Excerpted passage -
========================
I listened to Regina Spektor in high school the way that other angsty, teenage misfits listened to Blink-182 or My Chemical Romance. For me, she was the voice that reassured me I wasn’t the only weird kid with a warped imagination. And growing up in a culture whose mainstream music consistently glorified shallow values that didn’t appeal to me, I needed that voice.
What We Saw From the Cheap Seats, Regina’s last studio album, came out about four years ago. Although she was never the kind of artist who constantly had her name in the tabloids, the silence worried me. I’d heard she settled down and had a kid. I wondered if this might the last work we’d see from her. The thought was terrifying. Regina was not only my favorite solo artist, but also one of my biggest role models. I couldn’t stand the idea that she’d given up on the creative life and gone home.
Remember Us to Life took me completely by surprise. In Regina’s absence, the alternative scene had shifted toward more synthetic, less definable sounds. But then again, she’d never been one to follow the trends.
Now, I’m not going to say that this was her best album ever. “Bleeding Heart,” the first track, threw me off because it was so jarringly different from the sound of the rest of the album. While Remember Us To Life maintained a more grandiose, cinematic tone than much of her previous work, I didn’t find it to be a revolutionary development in her career. In a lot of her post- Songs work, Regina maintained a general piano-voice style throughout a given album, branching out and experimenting with different sounds here and there. Remember Us To Life is pretty similar in that way.
========================
Given material -
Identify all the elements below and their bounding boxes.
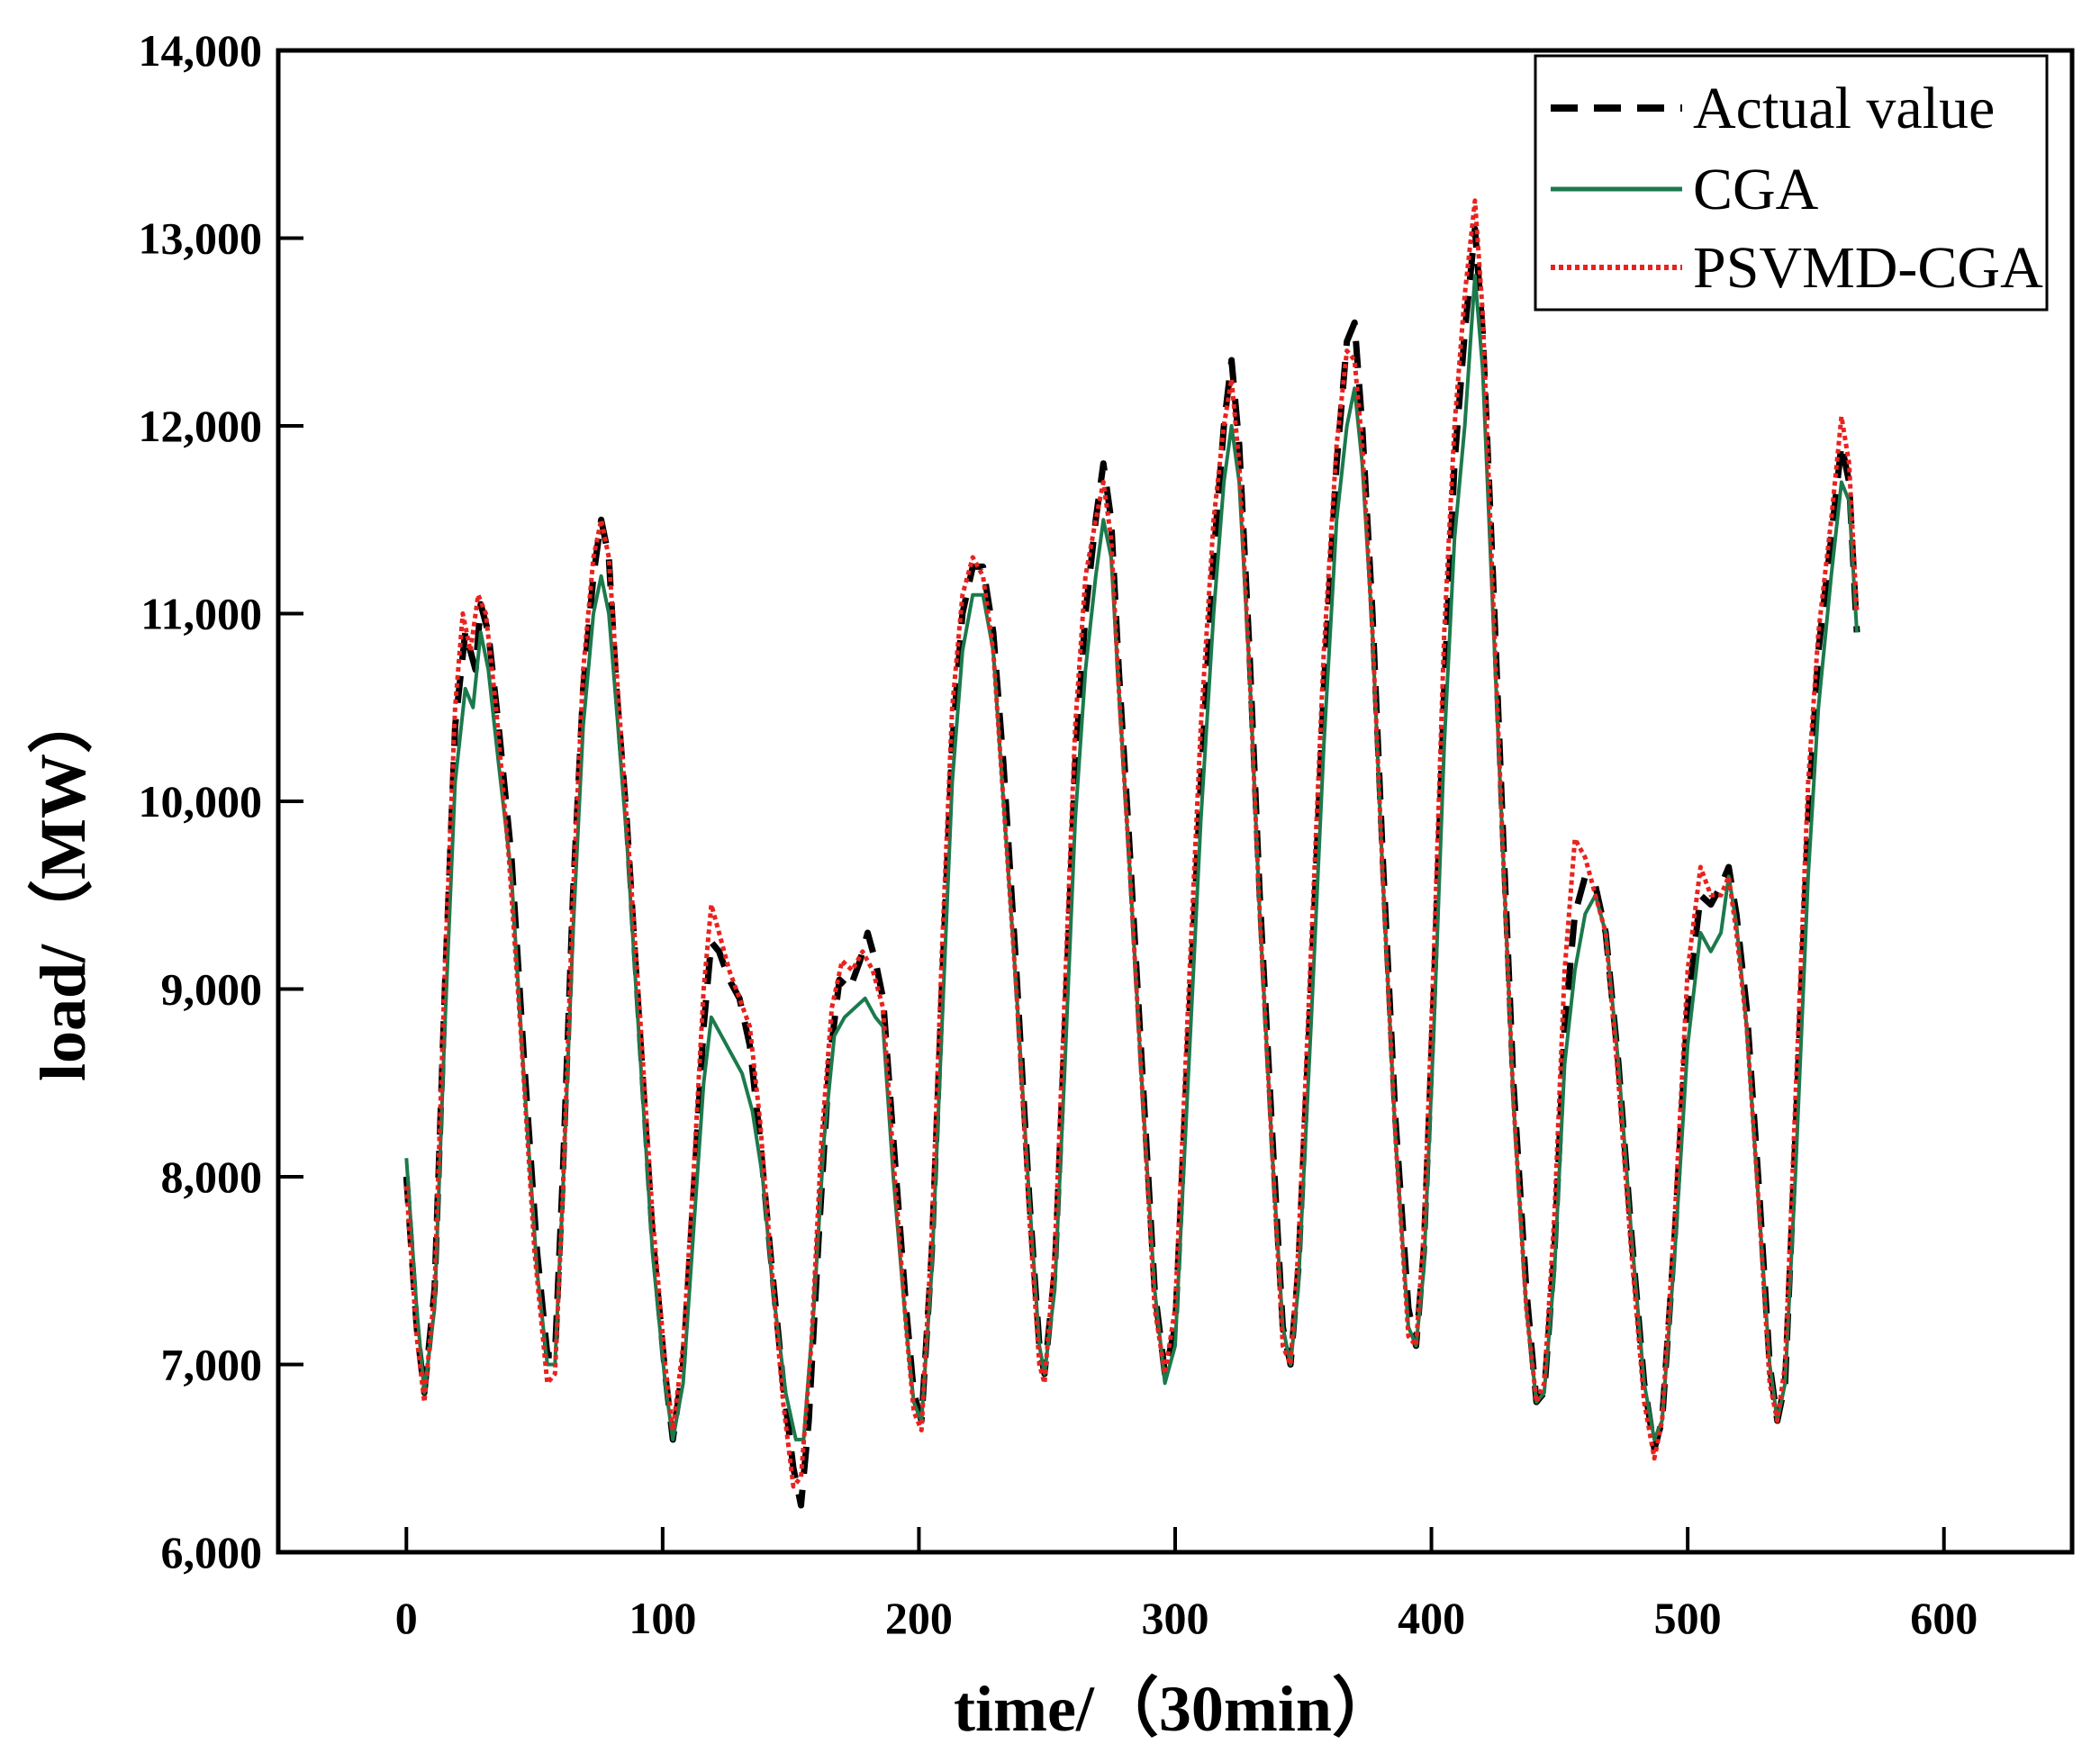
========================
Continue the review of Regina Spektor's album Remember Us to Life from the end of its last paragraph.

What really surprised me was that people were talking about this album as being darker or sadder than Regina’s previous work. I’ve always thought of her work as being very dark– maybe not gruesome or aggressive, but casually aware of a universal sadness and dissatisfaction. Regina tells stories about post-apocalyptic cyborgs, people dying of carbon monoxide poisoning, the existential crisis of a man looking at the full spectrum of human life and finding it meaningless… I couldn’t imagine Remember Us To Life being the “somber” album.
Of course, this might have something to do with some unfortunate associations that the general public has made with Regina Spektor’s career. Pitchfork writer Katherine St. Asaph brought up a pretty good point in her review when she mentioned that Regina’s creative work is often undermined by the persona people have come to imagine for her. In her review of Remember Us To Life, St. Asaph says “The public perception takes that earnestness and recasts it as one-dimensional quirk—it’s probably not coincidental that this style of music peaked around the same time the “manic pixie dream girl” archetype did—in order to dismiss it.”
I remember getting into a dispute with a co-worker about this. He claimed that he couldn’t get into her music because of his perception of her personality. Granted, it was difficult to argue. I mean, her song “Us” was featured in 500 Days of Summer. While I love Zooey Deschanel, I’m pretty sure she’s a big reason the “manic pixie” exists.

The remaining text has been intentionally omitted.